WHAT YOU SHOULD DO: Please copy each line in the records below that contains the string "enzyme".

------ RECORDS FOR THIS EXERCISE ------

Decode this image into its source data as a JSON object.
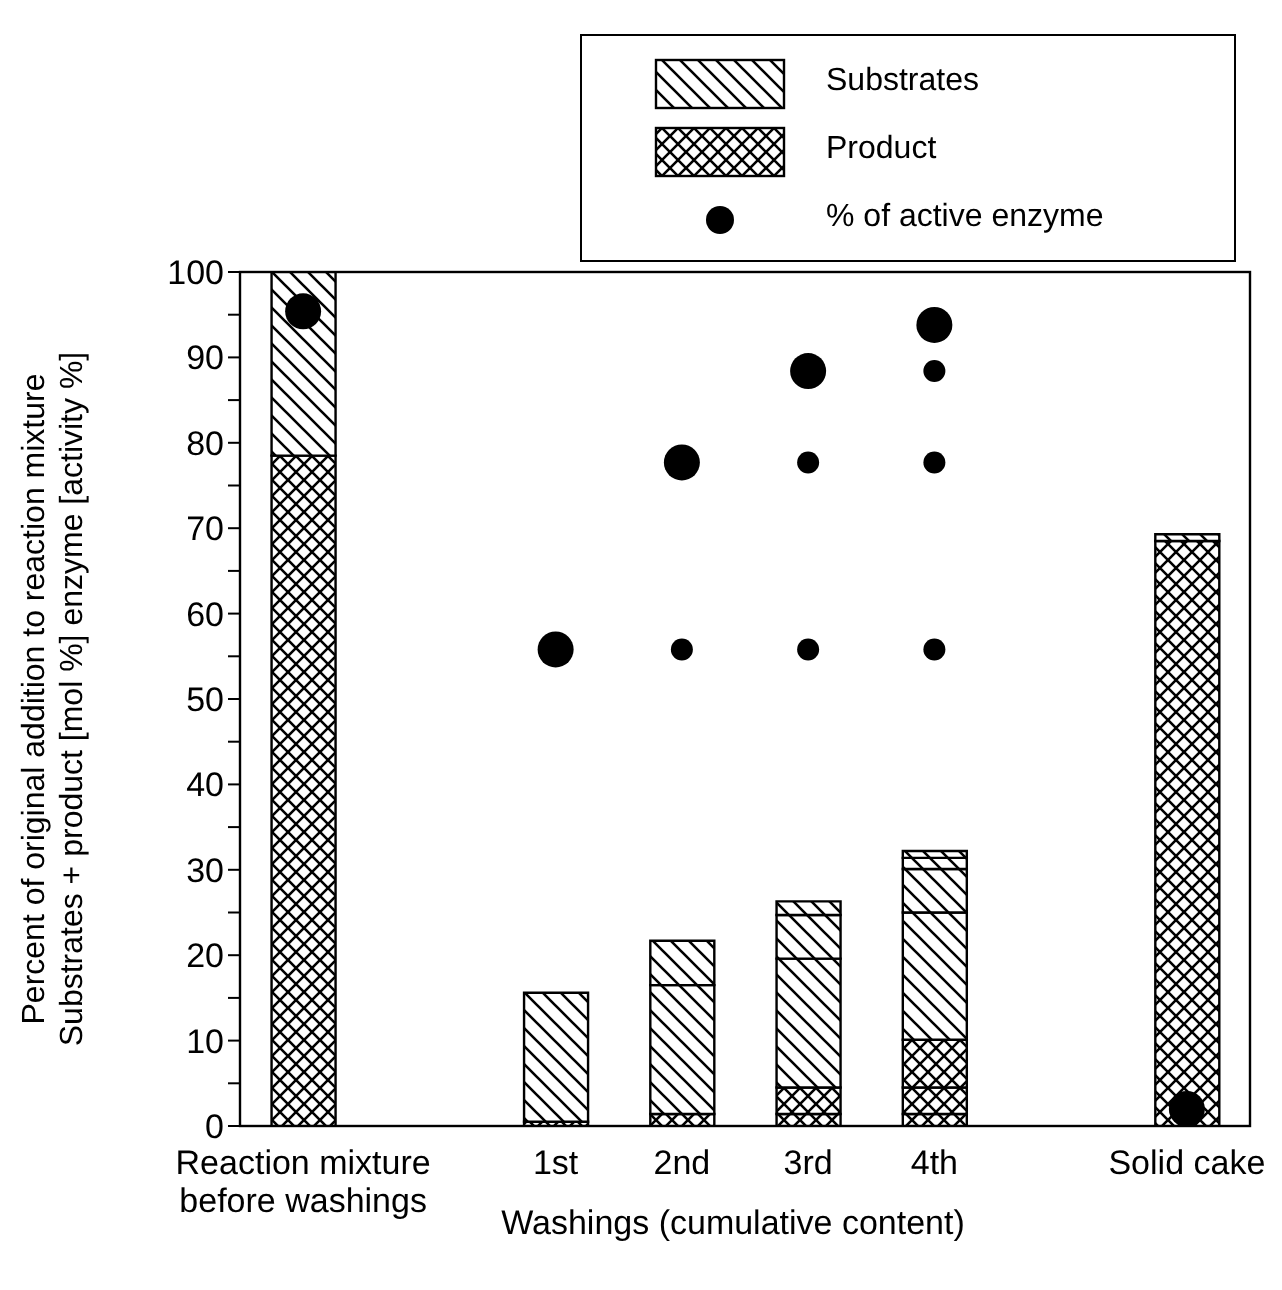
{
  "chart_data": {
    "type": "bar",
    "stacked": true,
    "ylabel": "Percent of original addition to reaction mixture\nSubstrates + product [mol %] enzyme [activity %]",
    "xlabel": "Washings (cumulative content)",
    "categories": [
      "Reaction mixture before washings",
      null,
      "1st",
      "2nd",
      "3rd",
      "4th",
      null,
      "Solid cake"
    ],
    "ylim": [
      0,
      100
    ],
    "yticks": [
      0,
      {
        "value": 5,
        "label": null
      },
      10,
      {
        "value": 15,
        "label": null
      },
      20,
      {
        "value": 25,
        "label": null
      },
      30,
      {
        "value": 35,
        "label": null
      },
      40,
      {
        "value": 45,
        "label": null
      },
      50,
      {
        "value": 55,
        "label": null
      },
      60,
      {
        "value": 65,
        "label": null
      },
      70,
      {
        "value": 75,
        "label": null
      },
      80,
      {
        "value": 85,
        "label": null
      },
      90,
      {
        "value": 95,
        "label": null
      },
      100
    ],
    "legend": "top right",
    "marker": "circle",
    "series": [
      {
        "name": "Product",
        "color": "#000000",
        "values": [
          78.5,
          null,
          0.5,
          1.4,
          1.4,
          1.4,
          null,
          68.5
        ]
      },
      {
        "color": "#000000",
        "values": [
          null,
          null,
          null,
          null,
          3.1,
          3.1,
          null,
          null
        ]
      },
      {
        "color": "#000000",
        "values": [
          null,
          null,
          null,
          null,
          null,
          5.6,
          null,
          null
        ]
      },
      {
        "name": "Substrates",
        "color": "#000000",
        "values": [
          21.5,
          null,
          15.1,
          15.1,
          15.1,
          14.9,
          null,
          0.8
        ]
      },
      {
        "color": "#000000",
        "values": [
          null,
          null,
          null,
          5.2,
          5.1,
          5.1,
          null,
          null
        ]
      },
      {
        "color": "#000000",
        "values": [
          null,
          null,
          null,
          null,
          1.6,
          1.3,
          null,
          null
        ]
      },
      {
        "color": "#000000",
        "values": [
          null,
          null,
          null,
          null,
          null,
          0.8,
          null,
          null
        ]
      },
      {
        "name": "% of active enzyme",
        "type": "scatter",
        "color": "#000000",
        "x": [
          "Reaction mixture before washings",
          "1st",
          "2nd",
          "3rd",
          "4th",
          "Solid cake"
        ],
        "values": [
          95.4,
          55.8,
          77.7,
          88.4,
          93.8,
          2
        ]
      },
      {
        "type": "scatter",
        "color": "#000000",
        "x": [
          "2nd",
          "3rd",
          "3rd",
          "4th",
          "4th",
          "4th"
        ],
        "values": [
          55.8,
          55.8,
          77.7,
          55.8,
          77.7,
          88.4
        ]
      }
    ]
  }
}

------

RESPONSE TO THE EXERCISE:
    "ylabel": "Percent of original addition to reaction mixture\nSubstrates + product [mol %] enzyme [activity %]",
        "name": "% of active enzyme",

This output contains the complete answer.